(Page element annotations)
----------

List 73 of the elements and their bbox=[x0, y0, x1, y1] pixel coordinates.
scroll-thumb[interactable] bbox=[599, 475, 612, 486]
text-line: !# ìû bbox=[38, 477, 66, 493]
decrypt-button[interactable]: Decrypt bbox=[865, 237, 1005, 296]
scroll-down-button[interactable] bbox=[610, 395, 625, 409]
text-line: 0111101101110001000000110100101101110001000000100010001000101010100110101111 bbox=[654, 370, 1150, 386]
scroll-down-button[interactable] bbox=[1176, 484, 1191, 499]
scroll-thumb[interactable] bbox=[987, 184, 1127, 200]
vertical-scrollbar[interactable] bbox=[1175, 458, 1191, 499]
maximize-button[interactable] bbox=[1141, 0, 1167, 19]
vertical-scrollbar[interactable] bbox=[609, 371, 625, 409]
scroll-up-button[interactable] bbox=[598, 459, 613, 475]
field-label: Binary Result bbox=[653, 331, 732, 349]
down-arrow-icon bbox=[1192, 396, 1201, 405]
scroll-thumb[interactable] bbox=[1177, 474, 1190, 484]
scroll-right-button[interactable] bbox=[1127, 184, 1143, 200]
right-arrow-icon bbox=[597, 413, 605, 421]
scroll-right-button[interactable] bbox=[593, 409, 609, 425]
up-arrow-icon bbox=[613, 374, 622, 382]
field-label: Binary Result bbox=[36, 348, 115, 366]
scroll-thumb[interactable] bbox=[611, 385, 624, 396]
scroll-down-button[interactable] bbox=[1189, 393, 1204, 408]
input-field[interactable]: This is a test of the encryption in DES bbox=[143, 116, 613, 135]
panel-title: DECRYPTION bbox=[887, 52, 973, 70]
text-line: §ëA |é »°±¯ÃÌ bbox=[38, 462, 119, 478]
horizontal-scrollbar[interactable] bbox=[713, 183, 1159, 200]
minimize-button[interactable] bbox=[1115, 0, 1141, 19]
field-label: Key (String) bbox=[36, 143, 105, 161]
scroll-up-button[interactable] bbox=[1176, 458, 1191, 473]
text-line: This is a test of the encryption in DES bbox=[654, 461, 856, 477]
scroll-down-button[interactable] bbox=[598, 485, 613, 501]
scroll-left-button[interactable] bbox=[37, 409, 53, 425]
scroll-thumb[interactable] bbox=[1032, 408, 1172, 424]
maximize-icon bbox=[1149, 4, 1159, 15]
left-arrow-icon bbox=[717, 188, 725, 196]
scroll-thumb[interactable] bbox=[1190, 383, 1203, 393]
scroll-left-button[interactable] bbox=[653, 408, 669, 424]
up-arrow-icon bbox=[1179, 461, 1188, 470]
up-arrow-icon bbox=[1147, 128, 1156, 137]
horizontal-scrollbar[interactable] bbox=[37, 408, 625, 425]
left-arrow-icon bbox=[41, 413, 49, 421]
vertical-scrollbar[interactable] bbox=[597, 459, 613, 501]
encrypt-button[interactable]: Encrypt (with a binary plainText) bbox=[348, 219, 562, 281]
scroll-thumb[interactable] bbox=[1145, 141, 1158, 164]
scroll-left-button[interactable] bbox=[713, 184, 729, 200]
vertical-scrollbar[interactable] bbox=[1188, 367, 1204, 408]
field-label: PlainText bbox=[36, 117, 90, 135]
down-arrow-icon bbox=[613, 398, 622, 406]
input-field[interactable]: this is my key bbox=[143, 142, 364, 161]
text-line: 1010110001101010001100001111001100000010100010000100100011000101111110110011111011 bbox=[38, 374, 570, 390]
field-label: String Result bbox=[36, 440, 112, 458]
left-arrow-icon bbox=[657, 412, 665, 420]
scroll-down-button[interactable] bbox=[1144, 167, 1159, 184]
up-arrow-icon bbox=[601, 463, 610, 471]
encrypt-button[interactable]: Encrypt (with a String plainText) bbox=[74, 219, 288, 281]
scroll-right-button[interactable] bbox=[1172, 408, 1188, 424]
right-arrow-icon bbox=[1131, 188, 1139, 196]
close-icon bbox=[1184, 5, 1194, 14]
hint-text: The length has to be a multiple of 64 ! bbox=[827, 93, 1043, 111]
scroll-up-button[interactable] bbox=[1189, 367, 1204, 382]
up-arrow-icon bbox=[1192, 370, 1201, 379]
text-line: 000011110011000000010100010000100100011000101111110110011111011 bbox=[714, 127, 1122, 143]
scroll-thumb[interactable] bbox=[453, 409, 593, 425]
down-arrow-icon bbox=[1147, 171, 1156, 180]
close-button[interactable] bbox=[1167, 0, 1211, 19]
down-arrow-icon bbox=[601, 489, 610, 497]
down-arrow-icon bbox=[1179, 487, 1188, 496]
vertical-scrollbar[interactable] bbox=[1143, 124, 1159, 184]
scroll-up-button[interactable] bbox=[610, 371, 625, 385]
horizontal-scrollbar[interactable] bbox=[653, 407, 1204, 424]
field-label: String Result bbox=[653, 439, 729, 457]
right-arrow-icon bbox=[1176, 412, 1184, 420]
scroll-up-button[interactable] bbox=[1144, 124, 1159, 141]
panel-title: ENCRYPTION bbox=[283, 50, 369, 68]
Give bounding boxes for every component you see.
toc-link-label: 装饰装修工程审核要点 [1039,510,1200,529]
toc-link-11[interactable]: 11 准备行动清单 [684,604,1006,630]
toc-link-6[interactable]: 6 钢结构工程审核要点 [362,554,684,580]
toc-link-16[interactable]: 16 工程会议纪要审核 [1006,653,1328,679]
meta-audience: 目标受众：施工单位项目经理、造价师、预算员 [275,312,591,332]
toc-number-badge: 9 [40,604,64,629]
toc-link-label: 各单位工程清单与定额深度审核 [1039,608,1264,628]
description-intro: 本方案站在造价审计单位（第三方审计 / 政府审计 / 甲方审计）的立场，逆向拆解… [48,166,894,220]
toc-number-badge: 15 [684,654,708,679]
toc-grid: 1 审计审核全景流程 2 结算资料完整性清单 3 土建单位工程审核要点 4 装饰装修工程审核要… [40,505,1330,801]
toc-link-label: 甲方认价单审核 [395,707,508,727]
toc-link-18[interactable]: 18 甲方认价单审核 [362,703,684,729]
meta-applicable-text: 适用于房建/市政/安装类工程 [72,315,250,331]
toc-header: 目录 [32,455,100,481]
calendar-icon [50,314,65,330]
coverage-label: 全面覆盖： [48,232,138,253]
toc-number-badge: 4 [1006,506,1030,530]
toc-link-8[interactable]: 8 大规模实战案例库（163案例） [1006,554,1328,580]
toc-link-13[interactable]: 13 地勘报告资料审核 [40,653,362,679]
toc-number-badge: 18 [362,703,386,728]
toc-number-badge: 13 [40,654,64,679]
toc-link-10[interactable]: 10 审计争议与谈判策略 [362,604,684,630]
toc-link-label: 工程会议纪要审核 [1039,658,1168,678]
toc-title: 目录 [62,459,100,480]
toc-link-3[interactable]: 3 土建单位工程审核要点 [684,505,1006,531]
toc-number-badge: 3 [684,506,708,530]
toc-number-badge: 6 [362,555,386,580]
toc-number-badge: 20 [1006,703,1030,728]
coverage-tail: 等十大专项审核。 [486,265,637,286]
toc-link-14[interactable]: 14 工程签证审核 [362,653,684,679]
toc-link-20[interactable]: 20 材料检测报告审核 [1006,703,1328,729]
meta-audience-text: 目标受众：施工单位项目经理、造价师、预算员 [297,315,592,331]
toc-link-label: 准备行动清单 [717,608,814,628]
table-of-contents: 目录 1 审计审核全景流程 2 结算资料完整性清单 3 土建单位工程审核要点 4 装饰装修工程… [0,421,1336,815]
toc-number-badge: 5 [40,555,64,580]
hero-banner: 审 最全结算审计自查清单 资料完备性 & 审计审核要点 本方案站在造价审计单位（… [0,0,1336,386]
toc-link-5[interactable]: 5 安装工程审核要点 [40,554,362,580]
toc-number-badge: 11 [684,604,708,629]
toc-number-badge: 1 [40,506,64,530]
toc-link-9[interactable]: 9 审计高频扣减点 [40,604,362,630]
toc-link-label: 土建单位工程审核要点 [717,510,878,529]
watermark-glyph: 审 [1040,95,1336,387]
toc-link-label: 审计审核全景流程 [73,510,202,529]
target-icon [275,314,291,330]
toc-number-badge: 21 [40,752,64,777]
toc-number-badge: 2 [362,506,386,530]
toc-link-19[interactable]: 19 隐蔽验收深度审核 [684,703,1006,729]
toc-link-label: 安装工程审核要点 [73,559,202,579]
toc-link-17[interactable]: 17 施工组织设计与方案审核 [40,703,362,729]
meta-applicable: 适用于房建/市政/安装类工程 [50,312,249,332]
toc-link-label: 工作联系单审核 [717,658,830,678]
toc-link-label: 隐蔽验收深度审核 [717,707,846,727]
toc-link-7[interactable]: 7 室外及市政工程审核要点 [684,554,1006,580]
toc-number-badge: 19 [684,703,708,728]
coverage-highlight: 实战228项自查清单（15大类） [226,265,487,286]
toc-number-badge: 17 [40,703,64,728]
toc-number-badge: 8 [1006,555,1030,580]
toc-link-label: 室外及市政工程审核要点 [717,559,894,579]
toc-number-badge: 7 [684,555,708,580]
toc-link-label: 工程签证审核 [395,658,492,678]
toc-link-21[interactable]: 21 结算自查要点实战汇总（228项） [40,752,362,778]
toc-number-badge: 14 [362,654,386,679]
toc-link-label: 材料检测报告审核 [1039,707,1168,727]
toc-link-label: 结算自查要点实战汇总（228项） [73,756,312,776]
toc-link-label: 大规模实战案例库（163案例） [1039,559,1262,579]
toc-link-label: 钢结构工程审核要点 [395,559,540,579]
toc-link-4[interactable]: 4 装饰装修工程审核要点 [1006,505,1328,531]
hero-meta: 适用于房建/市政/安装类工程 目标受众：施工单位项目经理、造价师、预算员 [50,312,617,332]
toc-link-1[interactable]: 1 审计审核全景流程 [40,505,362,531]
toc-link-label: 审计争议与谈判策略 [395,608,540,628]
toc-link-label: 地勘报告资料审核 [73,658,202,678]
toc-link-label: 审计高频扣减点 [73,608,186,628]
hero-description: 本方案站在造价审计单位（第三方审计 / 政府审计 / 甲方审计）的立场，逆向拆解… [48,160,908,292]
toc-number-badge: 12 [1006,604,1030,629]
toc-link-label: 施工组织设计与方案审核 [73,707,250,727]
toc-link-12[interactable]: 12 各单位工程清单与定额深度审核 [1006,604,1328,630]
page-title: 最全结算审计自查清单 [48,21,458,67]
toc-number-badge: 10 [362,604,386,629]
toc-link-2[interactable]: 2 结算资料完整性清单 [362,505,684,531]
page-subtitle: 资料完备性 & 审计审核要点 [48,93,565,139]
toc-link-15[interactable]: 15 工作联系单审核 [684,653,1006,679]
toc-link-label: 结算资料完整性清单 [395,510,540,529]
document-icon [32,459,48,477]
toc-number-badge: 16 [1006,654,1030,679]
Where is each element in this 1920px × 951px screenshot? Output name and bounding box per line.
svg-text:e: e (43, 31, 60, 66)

----------

§ **Goal of the exercise**
Retype the listing exactly, from its first line up to and including the line with "right-arrow-icon bbox=[597, 413, 605, 421]".

§ **Correct answer**
List 73 of the elements and their bbox=[x0, y0, x1, y1] pixel coordinates.
scroll-thumb[interactable] bbox=[599, 475, 612, 486]
text-line: !# ìû bbox=[38, 477, 66, 493]
decrypt-button[interactable]: Decrypt bbox=[865, 237, 1005, 296]
scroll-down-button[interactable] bbox=[610, 395, 625, 409]
text-line: 0111101101110001000000110100101101110001000000100010001000101010100110101111 bbox=[654, 370, 1150, 386]
scroll-down-button[interactable] bbox=[1176, 484, 1191, 499]
scroll-thumb[interactable] bbox=[987, 184, 1127, 200]
vertical-scrollbar[interactable] bbox=[1175, 458, 1191, 499]
maximize-button[interactable] bbox=[1141, 0, 1167, 19]
vertical-scrollbar[interactable] bbox=[609, 371, 625, 409]
scroll-up-button[interactable] bbox=[598, 459, 613, 475]
field-label: Binary Result bbox=[653, 331, 732, 349]
down-arrow-icon bbox=[1192, 396, 1201, 405]
scroll-thumb[interactable] bbox=[1177, 474, 1190, 484]
scroll-right-button[interactable] bbox=[1127, 184, 1143, 200]
right-arrow-icon bbox=[597, 413, 605, 421]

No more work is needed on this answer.